[Set exercise]
Keep only the lines where "echo" appears.
..............................
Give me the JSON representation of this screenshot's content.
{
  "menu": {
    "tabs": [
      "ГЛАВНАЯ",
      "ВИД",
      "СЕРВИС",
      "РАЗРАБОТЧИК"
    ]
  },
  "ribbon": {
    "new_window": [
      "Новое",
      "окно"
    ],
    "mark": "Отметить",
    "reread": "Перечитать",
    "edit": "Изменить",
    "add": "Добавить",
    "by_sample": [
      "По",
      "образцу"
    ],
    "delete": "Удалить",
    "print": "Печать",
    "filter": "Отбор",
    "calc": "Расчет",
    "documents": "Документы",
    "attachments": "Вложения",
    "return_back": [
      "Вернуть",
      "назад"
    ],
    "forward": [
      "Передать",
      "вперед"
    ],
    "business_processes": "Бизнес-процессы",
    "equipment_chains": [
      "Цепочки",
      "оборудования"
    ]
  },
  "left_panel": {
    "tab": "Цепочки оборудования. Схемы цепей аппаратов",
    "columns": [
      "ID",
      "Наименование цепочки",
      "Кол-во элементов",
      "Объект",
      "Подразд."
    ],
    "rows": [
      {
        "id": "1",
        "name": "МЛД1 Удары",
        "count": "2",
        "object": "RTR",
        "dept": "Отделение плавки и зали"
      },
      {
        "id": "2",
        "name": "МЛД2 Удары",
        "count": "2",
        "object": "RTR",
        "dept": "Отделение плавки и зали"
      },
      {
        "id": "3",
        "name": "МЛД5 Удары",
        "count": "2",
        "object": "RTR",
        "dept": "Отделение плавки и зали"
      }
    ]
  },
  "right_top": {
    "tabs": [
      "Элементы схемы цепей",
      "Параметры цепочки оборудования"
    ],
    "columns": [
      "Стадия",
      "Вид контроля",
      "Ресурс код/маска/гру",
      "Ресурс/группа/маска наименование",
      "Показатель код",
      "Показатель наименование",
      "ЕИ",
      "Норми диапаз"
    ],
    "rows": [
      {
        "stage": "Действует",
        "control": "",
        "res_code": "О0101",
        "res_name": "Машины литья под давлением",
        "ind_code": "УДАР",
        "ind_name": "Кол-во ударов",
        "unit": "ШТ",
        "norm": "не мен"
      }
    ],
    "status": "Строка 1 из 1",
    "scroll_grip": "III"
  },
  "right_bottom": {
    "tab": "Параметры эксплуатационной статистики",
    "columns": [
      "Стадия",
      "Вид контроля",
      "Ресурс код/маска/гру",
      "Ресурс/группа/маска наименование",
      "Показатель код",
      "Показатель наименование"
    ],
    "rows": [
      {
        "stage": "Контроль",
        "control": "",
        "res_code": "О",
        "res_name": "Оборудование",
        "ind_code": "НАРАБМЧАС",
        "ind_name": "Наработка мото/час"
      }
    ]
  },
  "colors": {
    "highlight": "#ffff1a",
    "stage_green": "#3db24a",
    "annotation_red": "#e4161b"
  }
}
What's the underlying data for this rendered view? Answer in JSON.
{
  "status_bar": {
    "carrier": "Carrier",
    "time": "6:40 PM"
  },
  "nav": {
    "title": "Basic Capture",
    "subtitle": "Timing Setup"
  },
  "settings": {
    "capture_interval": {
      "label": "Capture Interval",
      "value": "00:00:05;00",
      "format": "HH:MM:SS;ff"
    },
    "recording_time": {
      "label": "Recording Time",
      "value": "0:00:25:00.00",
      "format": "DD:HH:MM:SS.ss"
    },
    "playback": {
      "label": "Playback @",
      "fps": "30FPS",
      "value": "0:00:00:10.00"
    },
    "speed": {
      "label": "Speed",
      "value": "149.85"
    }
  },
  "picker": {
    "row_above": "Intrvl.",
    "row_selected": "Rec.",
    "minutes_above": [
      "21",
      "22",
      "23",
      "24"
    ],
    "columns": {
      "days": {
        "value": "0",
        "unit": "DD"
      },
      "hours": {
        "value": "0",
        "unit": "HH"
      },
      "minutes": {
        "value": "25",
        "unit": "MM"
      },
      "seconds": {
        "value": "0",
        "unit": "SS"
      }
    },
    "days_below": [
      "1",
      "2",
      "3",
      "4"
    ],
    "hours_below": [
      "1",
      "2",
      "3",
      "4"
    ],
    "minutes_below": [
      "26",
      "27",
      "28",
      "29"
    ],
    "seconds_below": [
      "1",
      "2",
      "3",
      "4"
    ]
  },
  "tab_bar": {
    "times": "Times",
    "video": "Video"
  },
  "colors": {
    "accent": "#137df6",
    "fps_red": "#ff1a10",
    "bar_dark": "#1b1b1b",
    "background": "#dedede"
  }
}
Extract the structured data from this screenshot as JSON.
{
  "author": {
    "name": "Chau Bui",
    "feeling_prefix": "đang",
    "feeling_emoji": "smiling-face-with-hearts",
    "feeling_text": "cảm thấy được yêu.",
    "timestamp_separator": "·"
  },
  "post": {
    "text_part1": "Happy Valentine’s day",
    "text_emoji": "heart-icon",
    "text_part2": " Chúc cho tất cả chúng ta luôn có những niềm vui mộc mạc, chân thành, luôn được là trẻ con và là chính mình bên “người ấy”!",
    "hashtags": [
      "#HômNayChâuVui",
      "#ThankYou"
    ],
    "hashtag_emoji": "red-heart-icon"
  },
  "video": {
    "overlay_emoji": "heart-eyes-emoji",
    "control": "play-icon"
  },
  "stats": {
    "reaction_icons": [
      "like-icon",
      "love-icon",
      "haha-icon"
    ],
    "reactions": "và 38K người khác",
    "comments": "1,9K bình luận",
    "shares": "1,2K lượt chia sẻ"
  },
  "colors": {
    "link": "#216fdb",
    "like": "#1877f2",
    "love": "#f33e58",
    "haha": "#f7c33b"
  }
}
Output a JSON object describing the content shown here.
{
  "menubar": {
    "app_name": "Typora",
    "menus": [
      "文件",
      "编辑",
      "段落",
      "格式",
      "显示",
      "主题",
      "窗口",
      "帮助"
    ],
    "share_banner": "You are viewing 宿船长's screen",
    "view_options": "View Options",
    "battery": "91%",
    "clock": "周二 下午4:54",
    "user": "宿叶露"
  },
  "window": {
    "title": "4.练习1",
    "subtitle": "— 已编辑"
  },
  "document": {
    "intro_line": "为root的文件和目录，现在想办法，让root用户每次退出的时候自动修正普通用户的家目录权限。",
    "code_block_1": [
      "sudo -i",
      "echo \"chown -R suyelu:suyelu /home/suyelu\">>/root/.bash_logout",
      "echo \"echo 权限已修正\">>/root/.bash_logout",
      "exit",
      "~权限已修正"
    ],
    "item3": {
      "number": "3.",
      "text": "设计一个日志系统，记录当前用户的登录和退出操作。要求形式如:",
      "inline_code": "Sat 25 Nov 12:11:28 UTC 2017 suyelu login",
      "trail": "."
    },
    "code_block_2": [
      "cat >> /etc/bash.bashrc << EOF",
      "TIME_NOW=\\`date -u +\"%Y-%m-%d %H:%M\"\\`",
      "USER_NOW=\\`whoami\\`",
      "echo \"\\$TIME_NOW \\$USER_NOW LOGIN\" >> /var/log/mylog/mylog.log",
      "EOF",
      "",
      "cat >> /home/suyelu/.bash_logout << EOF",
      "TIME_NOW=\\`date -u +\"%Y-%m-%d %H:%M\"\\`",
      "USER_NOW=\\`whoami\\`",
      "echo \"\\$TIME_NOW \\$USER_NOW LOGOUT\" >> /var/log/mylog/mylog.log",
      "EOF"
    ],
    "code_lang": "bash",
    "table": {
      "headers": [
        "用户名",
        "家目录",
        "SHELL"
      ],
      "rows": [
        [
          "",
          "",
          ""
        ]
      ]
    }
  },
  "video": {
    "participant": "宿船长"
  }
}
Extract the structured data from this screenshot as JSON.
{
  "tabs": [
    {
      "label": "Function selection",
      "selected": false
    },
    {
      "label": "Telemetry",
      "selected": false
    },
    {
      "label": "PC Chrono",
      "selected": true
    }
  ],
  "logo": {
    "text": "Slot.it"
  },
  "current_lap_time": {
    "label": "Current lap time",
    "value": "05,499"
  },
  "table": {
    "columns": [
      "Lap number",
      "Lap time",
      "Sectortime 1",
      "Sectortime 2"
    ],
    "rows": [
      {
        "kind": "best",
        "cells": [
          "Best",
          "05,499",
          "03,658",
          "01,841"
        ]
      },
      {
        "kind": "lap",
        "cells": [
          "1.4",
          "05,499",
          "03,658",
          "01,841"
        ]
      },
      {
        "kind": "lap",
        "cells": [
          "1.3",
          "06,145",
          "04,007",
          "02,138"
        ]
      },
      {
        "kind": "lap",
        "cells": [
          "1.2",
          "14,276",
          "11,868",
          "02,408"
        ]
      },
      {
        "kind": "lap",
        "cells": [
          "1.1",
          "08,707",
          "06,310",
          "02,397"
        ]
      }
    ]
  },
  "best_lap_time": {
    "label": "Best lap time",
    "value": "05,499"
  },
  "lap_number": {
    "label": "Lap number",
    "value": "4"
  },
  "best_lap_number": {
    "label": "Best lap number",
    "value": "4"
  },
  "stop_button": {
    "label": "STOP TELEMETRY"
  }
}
..............................
[Solution]
      "echo \"chown -R suyelu:suyelu /home/suyelu\">>/root/.bash_logout",
      "echo \"echo 权限已修正\">>/root/.bash_logout",
      "echo \"\\$TIME_NOW \\$USER_NOW LOGIN\" >> /var/log/mylog/mylog.log",
      "echo \"\\$TIME_NOW \\$USER_NOW LOGOUT\" >> /var/log/mylog/mylog.log",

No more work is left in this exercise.